● STATED PROBLEM
Transcribe each entry below exactly. Pictures do not go in the copy.

● ● ● ● ● ● ●

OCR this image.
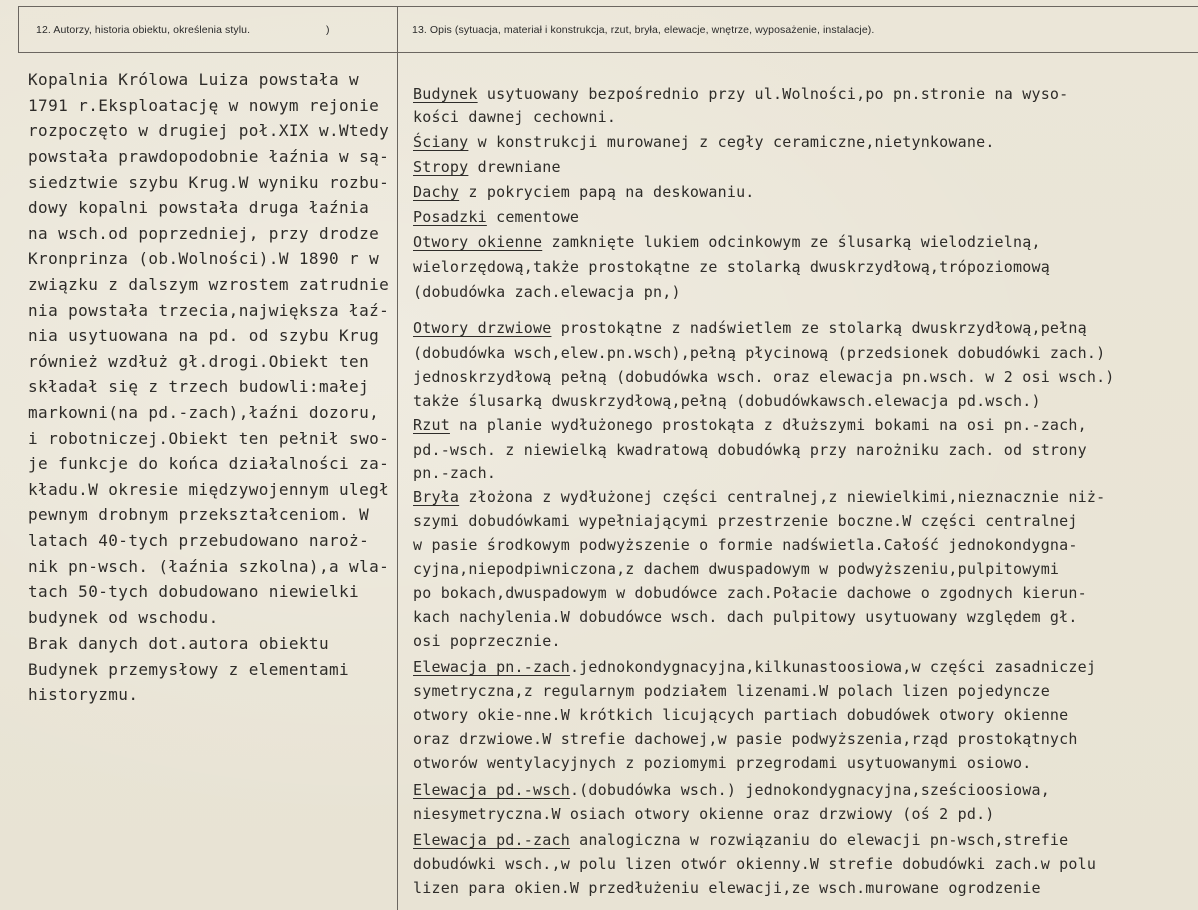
12. Autorzy, historia obiektu, określenia stylu.	)	13. Opis (sytuacja, materiał i konstrukcja, rzut, bryła, elewacje, wnętrze, wyposażenie, instalacje).
Kopalnia Królowa Luiza powstała w
1791 r.Eksploatację w nowym rejonie
rozpoczęto w drugiej poł.XIX w.Wtedy
powstała prawdopodobnie łaźnia w są-
siedztwie szybu Krug.W wyniku rozbu-
dowy kopalni powstała druga łaźnia
na wsch.od poprzedniej, przy drodze
Kronprinza (ob.Wolności).W 1890 r w
związku z dalszym wzrostem zatrudnie
nia powstała trzecia,największa łaź-
nia usytuowana na pd. od szybu Krug
również wzdłuż gł.drogi.Obiekt ten
składał się z trzech budowli:małej
markowni(na pd.-zach),łaźni dozoru,
i robotniczej.Obiekt ten pełnił swo-
je funkcje do końca działalności za-
kładu.W okresie międzywojennym uległ
pewnym drobnym przekształceniom. W
latach 40-tych przebudowano naroż-
nik pn-wsch. (łaźnia szkolna),a wla-
tach 50-tych dobudowano niewielki
budynek od wschodu.
Brak danych dot.autora obiektu
Budynek przemysłowy z elementami
historyzmu.
Budynek usytuowany bezpośrednio przy ul.Wolności,po pn.stronie na wyso-
kości dawnej cechowni.
Ściany w konstrukcji murowanej z cegły ceramiczne,nietynkowane.
Stropy drewniane
Dachy z pokryciem papą na deskowaniu.
Posadzki cementowe
Otwory okienne zamknięte lukiem odcinkowym ze ślusarką wielodzielną,
wielorzędową,także prostokątne ze stolarką dwuskrzydłową,trópoziomową
(dobudówka zach.elewacja pn,)
Otwory drzwiowe prostokątne z nadświetlem ze stolarką dwuskrzydłową,pełną
(dobudówka wsch,elew.pn.wsch),pełną płycinową (przedsionek dobudówki zach.)
jednoskrzydłową pełną (dobudówka wsch. oraz elewacja pn.wsch. w 2 osi wsch.)
także ślusarką dwuskrzydłową,pełną (dobudówkawsch.elewacja pd.wsch.)
Rzut na planie wydłużonego prostokąta z dłuższymi bokami na osi pn.-zach,
pd.-wsch. z niewielką kwadratową dobudówką przy narożniku zach. od strony
pn.-zach.
Bryła złożona z wydłużonej części centralnej,z niewielkimi,nieznacznie niż-
szymi dobudówkami wypełniającymi przestrzenie boczne.W części centralnej
w pasie środkowym podwyższenie o formie nadświetla.Całość jednokondygna-
cyjna,niepodpiwniczona,z dachem dwuspadowym w podwyższeniu,pulpitowymi
po bokach,dwuspadowym w dobudówce zach.Połacie dachowe o zgodnych kierun-
kach nachylenia.W dobudówce wsch. dach pulpitowy usytuowany względem gł.
osi poprzecznie.
Elewacja pn.-zach.jednokondygnacyjna,kilkunastoosiowa,w części zasadniczej
symetryczna,z regularnym podziałem lizenami.W polach lizen pojedyncze
otwory okie-nne.W krótkich licujących partiach dobudówek otwory okienne
oraz drzwiowe.W strefie dachowej,w pasie podwyższenia,rząd prostokątnych
otworów wentylacyjnych z poziomymi przegrodami usytuowanymi osiowo.
Elewacja pd.-wsch.(dobudówka wsch.) jednokondygnacyjna,sześcioosiowa,
niesymetryczna.W osiach otwory okienne oraz drzwiowy (oś 2 pd.)
Elewacja pd.-zach analogiczna w rozwiązaniu do elewacji pn-wsch,strefie
dobudówki wsch.,w polu lizen otwór okienny.W strefie dobudówki zach.w polu
lizen para okien.W przedłużeniu elewacji,ze wsch.murowane ogrodzenie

● ● ● ● ● ● ●

● WRITTEN RESPONSE
OCR this image.
12. Autorzy, historia obiektu, określenia stylu.	)	13. Opis (sytuacja, materiał i konstrukcja, rzut, bryła, elewacje, wnętrze, wyposażenie, instalacje).
Kopalnia Królowa Luiza powstała w
1791 r.Eksploatację w nowym rejonie
rozpoczęto w drugiej poł.XIX w.Wtedy
powstała prawdopodobnie łaźnia w są-
siedztwie szybu Krug.W wyniku rozbu-
dowy kopalni powstała druga łaźnia
na wsch.od poprzedniej, przy drodze
Kronprinza (ob.Wolności).W 1890 r w
związku z dalszym wzrostem zatrudnie
nia powstała trzecia,największa łaź-
nia usytuowana na pd. od szybu Krug
również wzdłuż gł.drogi.Obiekt ten
składał się z trzech budowli:małej
markowni(na pd.-zach),łaźni dozoru,
i robotniczej.Obiekt ten pełnił swo-
je funkcje do końca działalności za-
kładu.W okresie międzywojennym uległ
pewnym drobnym przekształceniom. W
latach 40-tych przebudowano naroż-
nik pn-wsch. (łaźnia szkolna),a wla-
tach 50-tych dobudowano niewielki
budynek od wschodu.
Brak danych dot.autora obiektu
Budynek przemysłowy z elementami
historyzmu.
Budynek usytuowany bezpośrednio przy ul.Wolności,po pn.stronie na wyso-
kości dawnej cechowni.
Ściany w konstrukcji murowanej z cegły ceramiczne,nietynkowane.
Stropy drewniane
Dachy z pokryciem papą na deskowaniu.
Posadzki cementowe
Otwory okienne zamknięte lukiem odcinkowym ze ślusarką wielodzielną,
wielorzędową,także prostokątne ze stolarką dwuskrzydłową,trópoziomową
(dobudówka zach.elewacja pn,)
Otwory drzwiowe prostokątne z nadświetlem ze stolarką dwuskrzydłową,pełną
(dobudówka wsch,elew.pn.wsch),pełną płycinową (przedsionek dobudówki zach.)
jednoskrzydłową pełną (dobudówka wsch. oraz elewacja pn.wsch. w 2 osi wsch.)
także ślusarką dwuskrzydłową,pełną (dobudówkawsch.elewacja pd.wsch.)
Rzut na planie wydłużonego prostokąta z dłuższymi bokami na osi pn.-zach,
pd.-wsch. z niewielką kwadratową dobudówką przy narożniku zach. od strony
pn.-zach.
Bryła złożona z wydłużonej części centralnej,z niewielkimi,nieznacznie niż-
szymi dobudówkami wypełniającymi przestrzenie boczne.W części centralnej
w pasie środkowym podwyższenie o formie nadświetla.Całość jednokondygna-
cyjna,niepodpiwniczona,z dachem dwuspadowym w podwyższeniu,pulpitowymi
po bokach,dwuspadowym w dobudówce zach.Połacie dachowe o zgodnych kierun-
kach nachylenia.W dobudówce wsch. dach pulpitowy usytuowany względem gł.
osi poprzecznie.
Elewacja pn.-zach.jednokondygnacyjna,kilkunastoosiowa,w części zasadniczej
symetryczna,z regularnym podziałem lizenami.W polach lizen pojedyncze
otwory okie-nne.W krótkich licujących partiach dobudówek otwory okienne
oraz drzwiowe.W strefie dachowej,w pasie podwyższenia,rząd prostokątnych
otworów wentylacyjnych z poziomymi przegrodami usytuowanymi osiowo.
Elewacja pd.-wsch.(dobudówka wsch.) jednokondygnacyjna,sześcioosiowa,
niesymetryczna.W osiach otwory okienne oraz drzwiowy (oś 2 pd.)
Elewacja pd.-zach analogiczna w rozwiązaniu do elewacji pn-wsch,strefie
dobudówki wsch.,w polu lizen otwór okienny.W strefie dobudówki zach.w polu
lizen para okien.W przedłużeniu elewacji,ze wsch.murowane ogrodzenie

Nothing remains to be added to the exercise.